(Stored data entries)
________________
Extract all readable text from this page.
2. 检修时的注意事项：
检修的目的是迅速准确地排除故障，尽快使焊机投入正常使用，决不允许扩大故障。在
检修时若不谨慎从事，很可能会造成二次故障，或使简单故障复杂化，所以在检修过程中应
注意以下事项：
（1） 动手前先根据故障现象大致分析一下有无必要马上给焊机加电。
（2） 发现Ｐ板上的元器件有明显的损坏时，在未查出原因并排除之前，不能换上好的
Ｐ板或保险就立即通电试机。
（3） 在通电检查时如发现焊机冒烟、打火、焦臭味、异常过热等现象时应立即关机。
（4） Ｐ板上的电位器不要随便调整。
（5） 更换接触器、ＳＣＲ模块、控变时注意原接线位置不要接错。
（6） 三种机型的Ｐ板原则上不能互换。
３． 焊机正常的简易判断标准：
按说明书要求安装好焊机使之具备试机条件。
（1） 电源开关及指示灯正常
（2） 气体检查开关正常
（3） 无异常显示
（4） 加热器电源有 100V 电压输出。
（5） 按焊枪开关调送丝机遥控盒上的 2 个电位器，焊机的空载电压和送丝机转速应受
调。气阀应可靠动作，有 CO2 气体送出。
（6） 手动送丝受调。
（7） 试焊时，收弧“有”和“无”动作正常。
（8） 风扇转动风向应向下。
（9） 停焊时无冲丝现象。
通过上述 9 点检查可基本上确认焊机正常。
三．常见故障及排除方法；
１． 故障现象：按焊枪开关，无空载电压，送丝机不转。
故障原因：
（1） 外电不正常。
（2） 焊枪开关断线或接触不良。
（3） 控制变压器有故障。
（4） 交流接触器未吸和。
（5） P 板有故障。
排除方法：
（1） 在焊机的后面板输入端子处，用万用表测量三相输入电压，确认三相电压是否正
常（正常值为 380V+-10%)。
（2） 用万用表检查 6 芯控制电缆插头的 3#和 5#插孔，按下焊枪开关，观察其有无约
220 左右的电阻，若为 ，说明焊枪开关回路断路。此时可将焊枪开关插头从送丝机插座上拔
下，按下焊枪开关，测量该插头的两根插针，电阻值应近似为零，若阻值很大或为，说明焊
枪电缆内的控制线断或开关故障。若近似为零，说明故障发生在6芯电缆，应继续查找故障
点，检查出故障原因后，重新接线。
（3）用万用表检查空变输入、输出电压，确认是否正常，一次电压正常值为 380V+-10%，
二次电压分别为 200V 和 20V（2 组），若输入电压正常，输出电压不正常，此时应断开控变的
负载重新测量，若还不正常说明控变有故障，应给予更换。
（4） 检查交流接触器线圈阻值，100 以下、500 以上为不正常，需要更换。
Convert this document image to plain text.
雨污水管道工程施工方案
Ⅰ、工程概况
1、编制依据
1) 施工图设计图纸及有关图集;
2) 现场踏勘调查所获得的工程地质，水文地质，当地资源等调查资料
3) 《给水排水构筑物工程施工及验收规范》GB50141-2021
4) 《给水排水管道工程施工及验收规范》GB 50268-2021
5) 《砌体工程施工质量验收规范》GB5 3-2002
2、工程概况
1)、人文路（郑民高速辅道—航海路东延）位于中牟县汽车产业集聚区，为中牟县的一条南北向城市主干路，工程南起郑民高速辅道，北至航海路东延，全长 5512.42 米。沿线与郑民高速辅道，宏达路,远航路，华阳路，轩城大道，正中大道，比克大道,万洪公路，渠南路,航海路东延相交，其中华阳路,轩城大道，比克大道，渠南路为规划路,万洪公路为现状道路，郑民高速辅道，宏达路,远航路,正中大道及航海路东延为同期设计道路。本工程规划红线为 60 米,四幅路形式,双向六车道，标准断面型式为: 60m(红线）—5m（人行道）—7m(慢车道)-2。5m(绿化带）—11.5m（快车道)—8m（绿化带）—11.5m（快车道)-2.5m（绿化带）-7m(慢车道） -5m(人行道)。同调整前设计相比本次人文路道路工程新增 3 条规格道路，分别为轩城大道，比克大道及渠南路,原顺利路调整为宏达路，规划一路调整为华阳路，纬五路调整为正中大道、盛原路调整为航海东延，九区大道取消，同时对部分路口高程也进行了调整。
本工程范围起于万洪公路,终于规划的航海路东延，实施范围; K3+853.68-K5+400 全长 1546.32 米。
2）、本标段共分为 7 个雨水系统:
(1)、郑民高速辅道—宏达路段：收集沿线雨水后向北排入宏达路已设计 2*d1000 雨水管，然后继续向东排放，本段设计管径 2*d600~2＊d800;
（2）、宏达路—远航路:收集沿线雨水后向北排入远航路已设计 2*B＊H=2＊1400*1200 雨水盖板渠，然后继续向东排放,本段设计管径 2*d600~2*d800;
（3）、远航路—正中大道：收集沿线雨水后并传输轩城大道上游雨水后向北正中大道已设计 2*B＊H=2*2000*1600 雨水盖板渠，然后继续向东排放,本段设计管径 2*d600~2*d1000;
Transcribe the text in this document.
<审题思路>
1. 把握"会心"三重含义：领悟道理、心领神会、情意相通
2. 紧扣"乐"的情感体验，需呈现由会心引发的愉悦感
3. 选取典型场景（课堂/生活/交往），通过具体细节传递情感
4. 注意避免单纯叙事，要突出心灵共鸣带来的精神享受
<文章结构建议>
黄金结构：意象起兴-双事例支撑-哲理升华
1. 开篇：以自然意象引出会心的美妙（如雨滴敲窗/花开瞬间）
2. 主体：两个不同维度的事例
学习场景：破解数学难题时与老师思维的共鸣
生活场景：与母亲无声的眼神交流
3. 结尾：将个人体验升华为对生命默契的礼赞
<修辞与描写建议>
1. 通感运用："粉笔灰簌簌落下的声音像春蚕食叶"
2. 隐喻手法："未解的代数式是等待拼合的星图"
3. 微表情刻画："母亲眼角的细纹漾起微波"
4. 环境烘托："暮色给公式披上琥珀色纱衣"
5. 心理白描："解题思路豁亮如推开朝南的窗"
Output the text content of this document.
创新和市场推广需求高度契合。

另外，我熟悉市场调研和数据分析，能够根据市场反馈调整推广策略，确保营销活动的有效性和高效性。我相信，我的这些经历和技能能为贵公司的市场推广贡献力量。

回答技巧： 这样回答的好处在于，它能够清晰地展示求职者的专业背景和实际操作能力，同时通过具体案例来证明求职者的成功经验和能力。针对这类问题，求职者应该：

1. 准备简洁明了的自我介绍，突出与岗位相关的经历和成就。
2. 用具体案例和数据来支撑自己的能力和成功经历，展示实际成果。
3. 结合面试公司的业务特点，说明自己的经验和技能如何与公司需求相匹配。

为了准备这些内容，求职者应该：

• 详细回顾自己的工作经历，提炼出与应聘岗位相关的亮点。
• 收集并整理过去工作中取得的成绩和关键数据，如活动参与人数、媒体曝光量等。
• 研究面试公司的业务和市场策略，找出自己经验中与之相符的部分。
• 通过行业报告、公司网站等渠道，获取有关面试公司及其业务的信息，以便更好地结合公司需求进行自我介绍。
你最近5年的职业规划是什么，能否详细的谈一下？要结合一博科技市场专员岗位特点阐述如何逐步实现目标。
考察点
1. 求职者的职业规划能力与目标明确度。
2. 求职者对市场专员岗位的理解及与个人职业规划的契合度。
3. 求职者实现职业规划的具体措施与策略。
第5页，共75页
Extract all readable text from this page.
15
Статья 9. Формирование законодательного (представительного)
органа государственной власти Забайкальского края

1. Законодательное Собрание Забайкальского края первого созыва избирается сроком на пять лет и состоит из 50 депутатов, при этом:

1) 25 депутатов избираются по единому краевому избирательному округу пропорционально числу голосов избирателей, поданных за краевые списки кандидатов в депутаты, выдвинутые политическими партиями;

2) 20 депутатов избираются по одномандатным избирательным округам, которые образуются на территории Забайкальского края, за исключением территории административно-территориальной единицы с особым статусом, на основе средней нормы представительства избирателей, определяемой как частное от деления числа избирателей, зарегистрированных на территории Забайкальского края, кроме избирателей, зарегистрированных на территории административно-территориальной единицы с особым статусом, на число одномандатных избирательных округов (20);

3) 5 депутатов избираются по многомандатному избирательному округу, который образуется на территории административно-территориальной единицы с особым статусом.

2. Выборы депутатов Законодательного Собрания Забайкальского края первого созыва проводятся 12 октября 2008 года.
________________
[EXERCISE REQUIREMENTS] What is the number of lines in the data that hold the word "document"? Reply with that number and nothing else.

[SOLUTION BELOW] 3